** start **
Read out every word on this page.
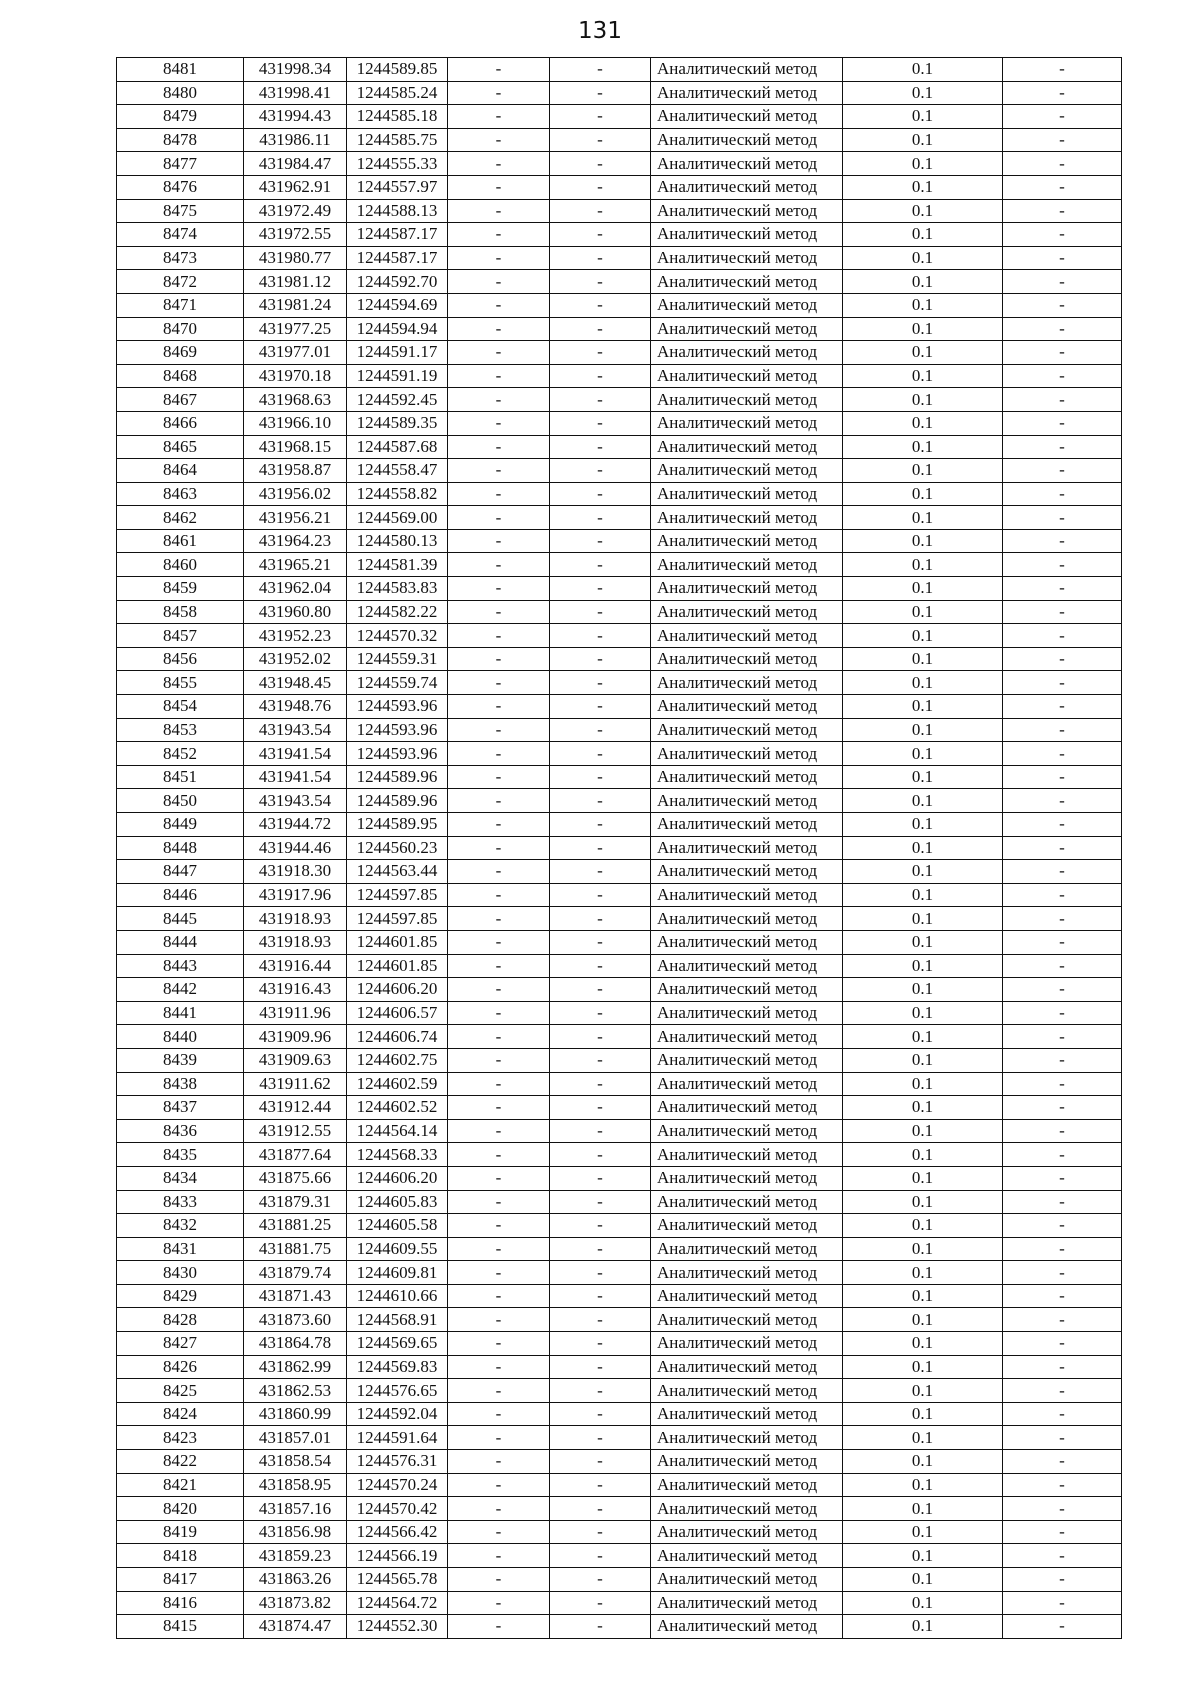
131
8481	431998.34	1244589.85	-	-	Аналитический метод	0.1	-
8480	431998.41	1244585.24	-	-	Аналитический метод	0.1	-
8479	431994.43	1244585.18	-	-	Аналитический метод	0.1	-
8478	431986.11	1244585.75	-	-	Аналитический метод	0.1	-
8477	431984.47	1244555.33	-	-	Аналитический метод	0.1	-
8476	431962.91	1244557.97	-	-	Аналитический метод	0.1	-
8475	431972.49	1244588.13	-	-	Аналитический метод	0.1	-
8474	431972.55	1244587.17	-	-	Аналитический метод	0.1	-
8473	431980.77	1244587.17	-	-	Аналитический метод	0.1	-
8472	431981.12	1244592.70	-	-	Аналитический метод	0.1	-
8471	431981.24	1244594.69	-	-	Аналитический метод	0.1	-
8470	431977.25	1244594.94	-	-	Аналитический метод	0.1	-
8469	431977.01	1244591.17	-	-	Аналитический метод	0.1	-
8468	431970.18	1244591.19	-	-	Аналитический метод	0.1	-
8467	431968.63	1244592.45	-	-	Аналитический метод	0.1	-
8466	431966.10	1244589.35	-	-	Аналитический метод	0.1	-
8465	431968.15	1244587.68	-	-	Аналитический метод	0.1	-
8464	431958.87	1244558.47	-	-	Аналитический метод	0.1	-
8463	431956.02	1244558.82	-	-	Аналитический метод	0.1	-
8462	431956.21	1244569.00	-	-	Аналитический метод	0.1	-
8461	431964.23	1244580.13	-	-	Аналитический метод	0.1	-
8460	431965.21	1244581.39	-	-	Аналитический метод	0.1	-
8459	431962.04	1244583.83	-	-	Аналитический метод	0.1	-
8458	431960.80	1244582.22	-	-	Аналитический метод	0.1	-
8457	431952.23	1244570.32	-	-	Аналитический метод	0.1	-
8456	431952.02	1244559.31	-	-	Аналитический метод	0.1	-
8455	431948.45	1244559.74	-	-	Аналитический метод	0.1	-
8454	431948.76	1244593.96	-	-	Аналитический метод	0.1	-
8453	431943.54	1244593.96	-	-	Аналитический метод	0.1	-
8452	431941.54	1244593.96	-	-	Аналитический метод	0.1	-
8451	431941.54	1244589.96	-	-	Аналитический метод	0.1	-
8450	431943.54	1244589.96	-	-	Аналитический метод	0.1	-
8449	431944.72	1244589.95	-	-	Аналитический метод	0.1	-
8448	431944.46	1244560.23	-	-	Аналитический метод	0.1	-
8447	431918.30	1244563.44	-	-	Аналитический метод	0.1	-
8446	431917.96	1244597.85	-	-	Аналитический метод	0.1	-
8445	431918.93	1244597.85	-	-	Аналитический метод	0.1	-
8444	431918.93	1244601.85	-	-	Аналитический метод	0.1	-
8443	431916.44	1244601.85	-	-	Аналитический метод	0.1	-
8442	431916.43	1244606.20	-	-	Аналитический метод	0.1	-
8441	431911.96	1244606.57	-	-	Аналитический метод	0.1	-
8440	431909.96	1244606.74	-	-	Аналитический метод	0.1	-
8439	431909.63	1244602.75	-	-	Аналитический метод	0.1	-
8438	431911.62	1244602.59	-	-	Аналитический метод	0.1	-
8437	431912.44	1244602.52	-	-	Аналитический метод	0.1	-
8436	431912.55	1244564.14	-	-	Аналитический метод	0.1	-
8435	431877.64	1244568.33	-	-	Аналитический метод	0.1	-
8434	431875.66	1244606.20	-	-	Аналитический метод	0.1	-
8433	431879.31	1244605.83	-	-	Аналитический метод	0.1	-
8432	431881.25	1244605.58	-	-	Аналитический метод	0.1	-
8431	431881.75	1244609.55	-	-	Аналитический метод	0.1	-
8430	431879.74	1244609.81	-	-	Аналитический метод	0.1	-
8429	431871.43	1244610.66	-	-	Аналитический метод	0.1	-
8428	431873.60	1244568.91	-	-	Аналитический метод	0.1	-
8427	431864.78	1244569.65	-	-	Аналитический метод	0.1	-
8426	431862.99	1244569.83	-	-	Аналитический метод	0.1	-
8425	431862.53	1244576.65	-	-	Аналитический метод	0.1	-
8424	431860.99	1244592.04	-	-	Аналитический метод	0.1	-
8423	431857.01	1244591.64	-	-	Аналитический метод	0.1	-
8422	431858.54	1244576.31	-	-	Аналитический метод	0.1	-
8421	431858.95	1244570.24	-	-	Аналитический метод	0.1	-
8420	431857.16	1244570.42	-	-	Аналитический метод	0.1	-
8419	431856.98	1244566.42	-	-	Аналитический метод	0.1	-
8418	431859.23	1244566.19	-	-	Аналитический метод	0.1	-
8417	431863.26	1244565.78	-	-	Аналитический метод	0.1	-
8416	431873.82	1244564.72	-	-	Аналитический метод	0.1	-
8415	431874.47	1244552.30	-	-	Аналитический метод	0.1	-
** end **
## TASK OBJECTIVE:
Repeat the listing verbatim. Skip the pictures.

## COMPLETED TASK:
Read out every word on this page.
131
8481	431998.34	1244589.85	-	-	Аналитический метод	0.1	-
8480	431998.41	1244585.24	-	-	Аналитический метод	0.1	-
8479	431994.43	1244585.18	-	-	Аналитический метод	0.1	-
8478	431986.11	1244585.75	-	-	Аналитический метод	0.1	-
8477	431984.47	1244555.33	-	-	Аналитический метод	0.1	-
8476	431962.91	1244557.97	-	-	Аналитический метод	0.1	-
8475	431972.49	1244588.13	-	-	Аналитический метод	0.1	-
8474	431972.55	1244587.17	-	-	Аналитический метод	0.1	-
8473	431980.77	1244587.17	-	-	Аналитический метод	0.1	-
8472	431981.12	1244592.70	-	-	Аналитический метод	0.1	-
8471	431981.24	1244594.69	-	-	Аналитический метод	0.1	-
8470	431977.25	1244594.94	-	-	Аналитический метод	0.1	-
8469	431977.01	1244591.17	-	-	Аналитический метод	0.1	-
8468	431970.18	1244591.19	-	-	Аналитический метод	0.1	-
8467	431968.63	1244592.45	-	-	Аналитический метод	0.1	-
8466	431966.10	1244589.35	-	-	Аналитический метод	0.1	-
8465	431968.15	1244587.68	-	-	Аналитический метод	0.1	-
8464	431958.87	1244558.47	-	-	Аналитический метод	0.1	-
8463	431956.02	1244558.82	-	-	Аналитический метод	0.1	-
8462	431956.21	1244569.00	-	-	Аналитический метод	0.1	-
8461	431964.23	1244580.13	-	-	Аналитический метод	0.1	-
8460	431965.21	1244581.39	-	-	Аналитический метод	0.1	-
8459	431962.04	1244583.83	-	-	Аналитический метод	0.1	-
8458	431960.80	1244582.22	-	-	Аналитический метод	0.1	-
8457	431952.23	1244570.32	-	-	Аналитический метод	0.1	-
8456	431952.02	1244559.31	-	-	Аналитический метод	0.1	-
8455	431948.45	1244559.74	-	-	Аналитический метод	0.1	-
8454	431948.76	1244593.96	-	-	Аналитический метод	0.1	-
8453	431943.54	1244593.96	-	-	Аналитический метод	0.1	-
8452	431941.54	1244593.96	-	-	Аналитический метод	0.1	-
8451	431941.54	1244589.96	-	-	Аналитический метод	0.1	-
8450	431943.54	1244589.96	-	-	Аналитический метод	0.1	-
8449	431944.72	1244589.95	-	-	Аналитический метод	0.1	-
8448	431944.46	1244560.23	-	-	Аналитический метод	0.1	-
8447	431918.30	1244563.44	-	-	Аналитический метод	0.1	-
8446	431917.96	1244597.85	-	-	Аналитический метод	0.1	-
8445	431918.93	1244597.85	-	-	Аналитический метод	0.1	-
8444	431918.93	1244601.85	-	-	Аналитический метод	0.1	-
8443	431916.44	1244601.85	-	-	Аналитический метод	0.1	-
8442	431916.43	1244606.20	-	-	Аналитический метод	0.1	-
8441	431911.96	1244606.57	-	-	Аналитический метод	0.1	-
8440	431909.96	1244606.74	-	-	Аналитический метод	0.1	-
8439	431909.63	1244602.75	-	-	Аналитический метод	0.1	-
8438	431911.62	1244602.59	-	-	Аналитический метод	0.1	-
8437	431912.44	1244602.52	-	-	Аналитический метод	0.1	-
8436	431912.55	1244564.14	-	-	Аналитический метод	0.1	-
8435	431877.64	1244568.33	-	-	Аналитический метод	0.1	-
8434	431875.66	1244606.20	-	-	Аналитический метод	0.1	-
8433	431879.31	1244605.83	-	-	Аналитический метод	0.1	-
8432	431881.25	1244605.58	-	-	Аналитический метод	0.1	-
8431	431881.75	1244609.55	-	-	Аналитический метод	0.1	-
8430	431879.74	1244609.81	-	-	Аналитический метод	0.1	-
8429	431871.43	1244610.66	-	-	Аналитический метод	0.1	-
8428	431873.60	1244568.91	-	-	Аналитический метод	0.1	-
8427	431864.78	1244569.65	-	-	Аналитический метод	0.1	-
8426	431862.99	1244569.83	-	-	Аналитический метод	0.1	-
8425	431862.53	1244576.65	-	-	Аналитический метод	0.1	-
8424	431860.99	1244592.04	-	-	Аналитический метод	0.1	-
8423	431857.01	1244591.64	-	-	Аналитический метод	0.1	-
8422	431858.54	1244576.31	-	-	Аналитический метод	0.1	-
8421	431858.95	1244570.24	-	-	Аналитический метод	0.1	-
8420	431857.16	1244570.42	-	-	Аналитический метод	0.1	-
8419	431856.98	1244566.42	-	-	Аналитический метод	0.1	-
8418	431859.23	1244566.19	-	-	Аналитический метод	0.1	-
8417	431863.26	1244565.78	-	-	Аналитический метод	0.1	-
8416	431873.82	1244564.72	-	-	Аналитический метод	0.1	-
8415	431874.47	1244552.30	-	-	Аналитический метод	0.1	-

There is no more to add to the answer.